[Problems to solve]
A. Return the portion of the article on complementary medicine in chronic renal failure that begins with the words "Complementary and alternative medicine is" and ends after the words "their renal disease.", copied word for word.
B. Continue the article on complementary medicine in chronic renal failure, picking up after its last sentence.

[Passage shown]
------------------------------------------------------------
Complementary and alternative medicine is popular among chronic renal failure patients – renal teams must increase their competence to advise patients with respect to efficacy and safety
- 1Center for Nephrology and Dialysis, Lindau/Bodensee, Germany
- 2Fifth Department of Medicine, University Hospital Mannheim, Mannheim, Germany
- Correspondence to Rainer Nowack
Center for Nephrology and Dialysis, Dialysezentrum Lindau, Friedrichshafener Str. 82; D-88131 Lindau, Germany;
Implications for practice and research
■ Renal nurses should realise that a substantial subset of their patients use complementary and alternative medicine (CAM) to treat their renal disease.
■ Active inquiry about CAM is warranted, as some products may be harmful for the patient (eg, by causing interactions with medication).
■ To better advise patients, nurses and physicians need to improve their knowledge about efficacy and safety of CAM.
■ For the sake of the patient's safety, research on nurses' communication skills is warranted. Nurses need to be trained to inquire successfully about CAM usage, (eg, by using structured questionnaires).
A substantial subset of patients with chronic renal failure (CRF) has to accept that their disease will progress to end-stage renal disease (ESRD) despite modern evidence-based therapy. Dialysis-dependency is a bitter burden and patients fear the inconveniences more than they welcome it as a tool to survive. CRF patients may therefore not rely on conventional medicine alone to circumvent or postpone ESRD. They may seek treatment elsewhere in a wide range of scientifically unproven health products to be used in place of or in combination with conventional medicine, embraced under the term CAM.1 Knowledge about frequency and pattern of CAM usage by renal patients is currently sparse.
------------------------------------------------------------
[Records supplied]
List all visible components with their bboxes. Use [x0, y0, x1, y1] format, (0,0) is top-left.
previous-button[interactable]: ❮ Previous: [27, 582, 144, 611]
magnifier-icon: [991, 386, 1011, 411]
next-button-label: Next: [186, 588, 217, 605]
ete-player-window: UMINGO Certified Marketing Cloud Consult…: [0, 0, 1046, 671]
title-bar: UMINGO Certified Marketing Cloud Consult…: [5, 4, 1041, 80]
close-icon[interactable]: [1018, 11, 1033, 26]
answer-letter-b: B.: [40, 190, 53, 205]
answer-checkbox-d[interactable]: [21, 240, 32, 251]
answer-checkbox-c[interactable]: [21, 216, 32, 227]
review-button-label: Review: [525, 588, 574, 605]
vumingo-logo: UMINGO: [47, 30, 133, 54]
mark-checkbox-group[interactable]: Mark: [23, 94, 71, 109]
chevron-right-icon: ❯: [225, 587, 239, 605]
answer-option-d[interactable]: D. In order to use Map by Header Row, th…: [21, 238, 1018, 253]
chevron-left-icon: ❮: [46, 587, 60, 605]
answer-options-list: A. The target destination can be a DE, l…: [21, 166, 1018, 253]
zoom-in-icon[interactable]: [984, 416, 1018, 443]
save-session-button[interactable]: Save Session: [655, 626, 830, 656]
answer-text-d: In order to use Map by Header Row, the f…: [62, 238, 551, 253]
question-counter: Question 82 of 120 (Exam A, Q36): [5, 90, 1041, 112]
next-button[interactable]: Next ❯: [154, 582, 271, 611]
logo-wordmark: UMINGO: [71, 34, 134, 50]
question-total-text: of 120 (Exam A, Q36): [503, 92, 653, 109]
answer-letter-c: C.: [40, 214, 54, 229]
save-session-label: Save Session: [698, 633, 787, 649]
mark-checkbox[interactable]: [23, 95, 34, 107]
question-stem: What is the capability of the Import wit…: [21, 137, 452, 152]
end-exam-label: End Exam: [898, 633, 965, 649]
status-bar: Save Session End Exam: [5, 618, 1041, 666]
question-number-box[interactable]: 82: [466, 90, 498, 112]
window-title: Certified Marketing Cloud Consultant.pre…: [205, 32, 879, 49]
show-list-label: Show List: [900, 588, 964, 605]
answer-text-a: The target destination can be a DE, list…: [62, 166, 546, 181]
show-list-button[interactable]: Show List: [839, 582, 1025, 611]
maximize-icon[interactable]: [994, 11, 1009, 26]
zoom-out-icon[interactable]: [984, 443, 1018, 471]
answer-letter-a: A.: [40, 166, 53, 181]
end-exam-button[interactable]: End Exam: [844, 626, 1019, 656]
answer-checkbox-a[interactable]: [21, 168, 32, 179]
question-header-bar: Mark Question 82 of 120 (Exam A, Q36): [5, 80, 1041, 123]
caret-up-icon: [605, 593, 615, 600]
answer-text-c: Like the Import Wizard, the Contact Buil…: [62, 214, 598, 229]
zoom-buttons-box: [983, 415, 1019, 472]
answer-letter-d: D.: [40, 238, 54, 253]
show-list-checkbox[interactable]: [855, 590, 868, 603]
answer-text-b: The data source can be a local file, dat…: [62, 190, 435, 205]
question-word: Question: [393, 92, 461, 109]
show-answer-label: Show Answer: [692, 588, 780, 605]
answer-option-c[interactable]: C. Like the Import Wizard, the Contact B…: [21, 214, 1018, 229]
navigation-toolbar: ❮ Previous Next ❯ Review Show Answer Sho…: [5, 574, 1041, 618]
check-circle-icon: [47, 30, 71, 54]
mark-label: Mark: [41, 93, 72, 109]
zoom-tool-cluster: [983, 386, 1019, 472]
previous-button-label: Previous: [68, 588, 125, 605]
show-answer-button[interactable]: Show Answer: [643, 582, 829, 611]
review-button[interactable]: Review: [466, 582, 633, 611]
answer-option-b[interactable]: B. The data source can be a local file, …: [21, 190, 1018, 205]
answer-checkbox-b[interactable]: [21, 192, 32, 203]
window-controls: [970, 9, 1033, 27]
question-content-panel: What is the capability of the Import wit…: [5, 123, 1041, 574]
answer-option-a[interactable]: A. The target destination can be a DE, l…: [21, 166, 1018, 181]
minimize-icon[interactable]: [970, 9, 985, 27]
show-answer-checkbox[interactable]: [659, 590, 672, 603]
------------------------------------------------------------
[Per-task outputs]
A.
Complementary and alternative medicine is popular among chronic renal failure patients – renal teams must increase their competence to advise patients with respect to efficacy and safety
- 1Center for Nephrology and Dialysis, Lindau/Bodensee, Germany
- 2Fifth Department of Medicine, University Hospital Mannheim, Mannheim, Germany
- Correspondence to Rainer Nowack
Center for Nephrology and Dialysis, Dialysezentrum Lindau, Friedrichshafener Str. 82; D-88131 Lindau, Germany;
Implications for practice and research
■ Renal nurses should realise that a substantial subset of their patients use complementary and alternative medicine (CAM) to treat their renal disease.

B.
Akyol et al carried out a cross-sectional study on CAM usage in CRF before progression to ESRD. They explored the frequency and type of CAM usage in 206 CRF patients attending three renal centres in Turkey by questionnaire-based interviews.
A total of 2.9% of patients had used CAM prior to the diagnosis of CRF, but thereafter 25% of them turned to CAM, often assuming that this would cure CRF. Although significant, CAM usage is low when compared with dialysis and transplant patients in Germany and Switzerland of whom 50% consume herbal supplements.2 3 Cultural and/or socioeconomic reasons such as income and education on health issues may account for the lower prevalence of CAM consumption among Turkish CRF patients as countries like the USA and Germany have already higher rates of CAM consumption (20%) among their general population.4
It is interesting that Turkish CRF patients appear to rely more on mind-body medicine and manipulative or body-based practices than on herbal supplements. Other studies in renal patients do not include these treatments, but focus only on the intake of herbal supplements. It is therefore unknown to renal teams outside Turkey if their patients favour similar CAM products. Apart from this new information, the study confirmed already known patterns of CAM usage such as poor communication about CAM between patients and renal teams and the increased use of CAM by patients of a higher educational and socioeconomic level.
The study by Akyol et al complements what we already know about CAM in dialysis and transplant patients by extending these findings to CRF patients before progressing to ESRD. Some minor shortcomings such as missing information on the stage of CRF, exact renal diagnosis and concomitant diseases of the study population do not weaken the message that CAM usage is a common behaviour in many renal patients.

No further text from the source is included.